#### [What the task requires]
Reproduce every entry exactly as shown.

^^^^^^^^^^^^^^^^

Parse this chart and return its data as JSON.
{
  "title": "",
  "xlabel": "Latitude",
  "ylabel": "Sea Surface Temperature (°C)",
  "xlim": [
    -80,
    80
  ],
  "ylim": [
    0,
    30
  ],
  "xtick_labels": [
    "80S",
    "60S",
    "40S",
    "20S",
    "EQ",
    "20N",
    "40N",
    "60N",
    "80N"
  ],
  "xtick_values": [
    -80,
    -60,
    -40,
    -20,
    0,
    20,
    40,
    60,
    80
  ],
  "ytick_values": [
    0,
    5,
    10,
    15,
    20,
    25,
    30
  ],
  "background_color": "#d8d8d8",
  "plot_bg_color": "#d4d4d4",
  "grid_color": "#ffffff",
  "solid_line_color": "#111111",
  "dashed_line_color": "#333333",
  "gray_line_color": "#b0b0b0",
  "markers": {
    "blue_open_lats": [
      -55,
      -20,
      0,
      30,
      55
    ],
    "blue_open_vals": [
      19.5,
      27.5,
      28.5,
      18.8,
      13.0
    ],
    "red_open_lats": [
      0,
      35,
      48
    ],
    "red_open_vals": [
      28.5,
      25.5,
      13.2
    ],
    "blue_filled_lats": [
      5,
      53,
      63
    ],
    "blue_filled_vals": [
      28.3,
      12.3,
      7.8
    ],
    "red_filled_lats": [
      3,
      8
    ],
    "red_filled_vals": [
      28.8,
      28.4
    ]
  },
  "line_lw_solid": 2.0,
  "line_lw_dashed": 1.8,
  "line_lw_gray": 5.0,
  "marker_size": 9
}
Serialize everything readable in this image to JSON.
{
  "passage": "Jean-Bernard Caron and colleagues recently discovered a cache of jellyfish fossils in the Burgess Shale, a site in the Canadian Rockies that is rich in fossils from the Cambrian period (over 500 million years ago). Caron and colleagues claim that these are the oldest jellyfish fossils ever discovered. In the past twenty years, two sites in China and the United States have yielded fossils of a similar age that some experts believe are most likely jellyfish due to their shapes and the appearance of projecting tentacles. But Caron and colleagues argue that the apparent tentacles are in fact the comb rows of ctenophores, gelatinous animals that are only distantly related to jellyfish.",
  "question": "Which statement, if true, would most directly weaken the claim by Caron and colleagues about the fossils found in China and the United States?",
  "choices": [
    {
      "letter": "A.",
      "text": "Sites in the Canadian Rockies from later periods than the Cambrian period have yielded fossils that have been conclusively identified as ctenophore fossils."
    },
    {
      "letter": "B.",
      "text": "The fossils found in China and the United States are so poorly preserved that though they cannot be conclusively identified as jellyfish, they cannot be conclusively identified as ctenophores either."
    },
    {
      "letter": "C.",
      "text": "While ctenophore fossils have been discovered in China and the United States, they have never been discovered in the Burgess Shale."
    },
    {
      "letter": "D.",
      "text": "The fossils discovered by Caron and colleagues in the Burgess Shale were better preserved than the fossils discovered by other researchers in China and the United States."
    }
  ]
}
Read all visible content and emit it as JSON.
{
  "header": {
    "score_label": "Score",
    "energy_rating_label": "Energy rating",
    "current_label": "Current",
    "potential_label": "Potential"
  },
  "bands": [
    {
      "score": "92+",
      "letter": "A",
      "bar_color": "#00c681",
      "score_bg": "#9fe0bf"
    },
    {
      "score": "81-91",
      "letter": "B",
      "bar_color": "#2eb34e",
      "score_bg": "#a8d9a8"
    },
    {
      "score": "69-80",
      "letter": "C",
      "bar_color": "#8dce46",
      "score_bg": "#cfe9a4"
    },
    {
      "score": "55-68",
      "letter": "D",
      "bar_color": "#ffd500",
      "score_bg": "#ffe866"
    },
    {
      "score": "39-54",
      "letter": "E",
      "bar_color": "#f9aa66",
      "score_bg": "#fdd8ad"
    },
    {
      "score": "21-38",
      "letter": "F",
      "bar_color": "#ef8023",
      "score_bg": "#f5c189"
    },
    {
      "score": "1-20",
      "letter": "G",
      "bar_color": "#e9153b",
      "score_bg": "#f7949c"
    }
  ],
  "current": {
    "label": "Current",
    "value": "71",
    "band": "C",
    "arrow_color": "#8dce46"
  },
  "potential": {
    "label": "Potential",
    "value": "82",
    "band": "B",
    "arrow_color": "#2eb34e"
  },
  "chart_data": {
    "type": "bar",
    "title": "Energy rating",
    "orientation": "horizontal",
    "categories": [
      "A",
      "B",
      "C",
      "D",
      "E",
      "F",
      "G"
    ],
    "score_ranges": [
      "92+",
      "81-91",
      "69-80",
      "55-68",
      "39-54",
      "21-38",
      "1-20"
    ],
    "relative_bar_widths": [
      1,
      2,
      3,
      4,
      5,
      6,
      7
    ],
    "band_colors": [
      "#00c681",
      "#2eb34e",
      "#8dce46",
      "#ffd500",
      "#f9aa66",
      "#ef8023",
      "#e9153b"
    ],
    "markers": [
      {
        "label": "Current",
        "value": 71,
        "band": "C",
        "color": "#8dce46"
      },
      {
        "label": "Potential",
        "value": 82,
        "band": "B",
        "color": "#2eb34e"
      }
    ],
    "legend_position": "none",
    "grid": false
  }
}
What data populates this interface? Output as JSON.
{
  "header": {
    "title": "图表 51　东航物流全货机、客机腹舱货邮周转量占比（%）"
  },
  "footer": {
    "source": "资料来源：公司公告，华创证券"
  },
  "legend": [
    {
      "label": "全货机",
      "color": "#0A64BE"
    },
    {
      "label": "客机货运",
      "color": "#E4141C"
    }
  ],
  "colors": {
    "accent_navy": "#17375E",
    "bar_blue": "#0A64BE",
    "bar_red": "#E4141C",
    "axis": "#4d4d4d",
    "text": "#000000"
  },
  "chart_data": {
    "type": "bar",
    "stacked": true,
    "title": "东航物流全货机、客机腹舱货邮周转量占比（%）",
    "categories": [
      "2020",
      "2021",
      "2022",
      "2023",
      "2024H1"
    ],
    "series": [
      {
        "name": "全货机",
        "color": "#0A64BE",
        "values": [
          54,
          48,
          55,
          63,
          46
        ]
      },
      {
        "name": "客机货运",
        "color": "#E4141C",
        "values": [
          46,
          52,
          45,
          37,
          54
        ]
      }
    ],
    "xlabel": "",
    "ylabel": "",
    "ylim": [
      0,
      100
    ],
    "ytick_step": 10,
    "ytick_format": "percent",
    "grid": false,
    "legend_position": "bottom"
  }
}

^^^^^^^^^^^^^^^^

#### [Solution to the exercise]
Parse this chart and return its data as JSON.
{
  "title": "",
  "xlabel": "Latitude",
  "ylabel": "Sea Surface Temperature (°C)",
  "xlim": [
    -80,
    80
  ],
  "ylim": [
    0,
    30
  ],
  "xtick_labels": [
    "80S",
    "60S",
    "40S",
    "20S",
    "EQ",
    "20N",
    "40N",
    "60N",
    "80N"
  ],
  "xtick_values": [
    -80,
    -60,
    -40,
    -20,
    0,
    20,
    40,
    60,
    80
  ],
  "ytick_values": [
    0,
    5,
    10,
    15,
    20,
    25,
    30
  ],
  "background_color": "#d8d8d8",
  "plot_bg_color": "#d4d4d4",
  "grid_color": "#ffffff",
  "solid_line_color": "#111111",
  "dashed_line_color": "#333333",
  "gray_line_color": "#b0b0b0",
  "markers": {
    "blue_open_lats": [
      -55,
      -20,
      0,
      30,
      55
    ],
    "blue_open_vals": [
      19.5,
      27.5,
      28.5,
      18.8,
      13.0
    ],
    "red_open_lats": [
      0,
      35,
      48
    ],
    "red_open_vals": [
      28.5,
      25.5,
      13.2
    ],
    "blue_filled_lats": [
      5,
      53,
      63
    ],
    "blue_filled_vals": [
      28.3,
      12.3,
      7.8
    ],
    "red_filled_lats": [
      3,
      8
    ],
    "red_filled_vals": [
      28.8,
      28.4
    ]
  },
  "line_lw_solid": 2.0,
  "line_lw_dashed": 1.8,
  "line_lw_gray": 5.0,
  "marker_size": 9
}
Serialize everything readable in this image to JSON.
{
  "passage": "Jean-Bernard Caron and colleagues recently discovered a cache of jellyfish fossils in the Burgess Shale, a site in the Canadian Rockies that is rich in fossils from the Cambrian period (over 500 million years ago). Caron and colleagues claim that these are the oldest jellyfish fossils ever discovered. In the past twenty years, two sites in China and the United States have yielded fossils of a similar age that some experts believe are most likely jellyfish due to their shapes and the appearance of projecting tentacles. But Caron and colleagues argue that the apparent tentacles are in fact the comb rows of ctenophores, gelatinous animals that are only distantly related to jellyfish.",
  "question": "Which statement, if true, would most directly weaken the claim by Caron and colleagues about the fossils found in China and the United States?",
  "choices": [
    {
      "letter": "A.",
      "text": "Sites in the Canadian Rockies from later periods than the Cambrian period have yielded fossils that have been conclusively identified as ctenophore fossils."
    },
    {
      "letter": "B.",
      "text": "The fossils found in China and the United States are so poorly preserved that though they cannot be conclusively identified as jellyfish, they cannot be conclusively identified as ctenophores either."
    },
    {
      "letter": "C.",
      "text": "While ctenophore fossils have been discovered in China and the United States, they have never been discovered in the Burgess Shale."
    },
    {
      "letter": "D.",
      "text": "The fossils discovered by Caron and colleagues in the Burgess Shale were better preserved than the fossils discovered by other researchers in China and the United States."
    }
  ]
}
Read all visible content and emit it as JSON.
{
  "header": {
    "score_label": "Score",
    "energy_rating_label": "Energy rating",
    "current_label": "Current",
    "potential_label": "Potential"
  },
  "bands": [
    {
      "score": "92+",
      "letter": "A",
      "bar_color": "#00c681",
      "score_bg": "#9fe0bf"
    },
    {
      "score": "81-91",
      "letter": "B",
      "bar_color": "#2eb34e",
      "score_bg": "#a8d9a8"
    },
    {
      "score": "69-80",
      "letter": "C",
      "bar_color": "#8dce46",
      "score_bg": "#cfe9a4"
    },
    {
      "score": "55-68",
      "letter": "D",
      "bar_color": "#ffd500",
      "score_bg": "#ffe866"
    },
    {
      "score": "39-54",
      "letter": "E",
      "bar_color": "#f9aa66",
      "score_bg": "#fdd8ad"
    },
    {
      "score": "21-38",
      "letter": "F",
      "bar_color": "#ef8023",
      "score_bg": "#f5c189"
    },
    {
      "score": "1-20",
      "letter": "G",
      "bar_color": "#e9153b",
      "score_bg": "#f7949c"
    }
  ],
  "current": {
    "label": "Current",
    "value": "71",
    "band": "C",
    "arrow_color": "#8dce46"
  },
  "potential": {
    "label": "Potential",
    "value": "82",
    "band": "B",
    "arrow_color": "#2eb34e"
  },
  "chart_data": {
    "type": "bar",
    "title": "Energy rating",
    "orientation": "horizontal",
    "categories": [
      "A",
      "B",
      "C",
      "D",
      "E",
      "F",
      "G"
    ],
    "score_ranges": [
      "92+",
      "81-91",
      "69-80",
      "55-68",
      "39-54",
      "21-38",
      "1-20"
    ],
    "relative_bar_widths": [
      1,
      2,
      3,
      4,
      5,
      6,
      7
    ],
    "band_colors": [
      "#00c681",
      "#2eb34e",
      "#8dce46",
      "#ffd500",
      "#f9aa66",
      "#ef8023",
      "#e9153b"
    ],
    "markers": [
      {
        "label": "Current",
        "value": 71,
        "band": "C",
        "color": "#8dce46"
      },
      {
        "label": "Potential",
        "value": 82,
        "band": "B",
        "color": "#2eb34e"
      }
    ],
    "legend_position": "none",
    "grid": false
  }
}
What data populates this interface? Output as JSON.
{
  "header": {
    "title": "图表 51　东航物流全货机、客机腹舱货邮周转量占比（%）"
  },
  "footer": {
    "source": "资料来源：公司公告，华创证券"
  },
  "legend": [
    {
      "label": "全货机",
      "color": "#0A64BE"
    },
    {
      "label": "客机货运",
      "color": "#E4141C"
    }
  ],
  "colors": {
    "accent_navy": "#17375E",
    "bar_blue": "#0A64BE",
    "bar_red": "#E4141C",
    "axis": "#4d4d4d",
    "text": "#000000"
  },
  "chart_data": {
    "type": "bar",
    "stacked": true,
    "title": "东航物流全货机、客机腹舱货邮周转量占比（%）",
    "categories": [
      "2020",
      "2021",
      "2022",
      "2023",
      "2024H1"
    ],
    "series": [
      {
        "name": "全货机",
        "color": "#0A64BE",
        "values": [
          54,
          48,
          55,
          63,
          46
        ]
      },
      {
        "name": "客机货运",
        "color": "#E4141C",
        "values": [
          46,
          52,
          45,
          37,
          54
        ]
      }
    ],
    "xlabel": "",
    "ylabel": "",
    "ylim": [
      0,
      100
    ],
    "ytick_step": 10,
    "ytick_format": "percent",
    "grid": false,
    "legend_position": "bottom"
  }
}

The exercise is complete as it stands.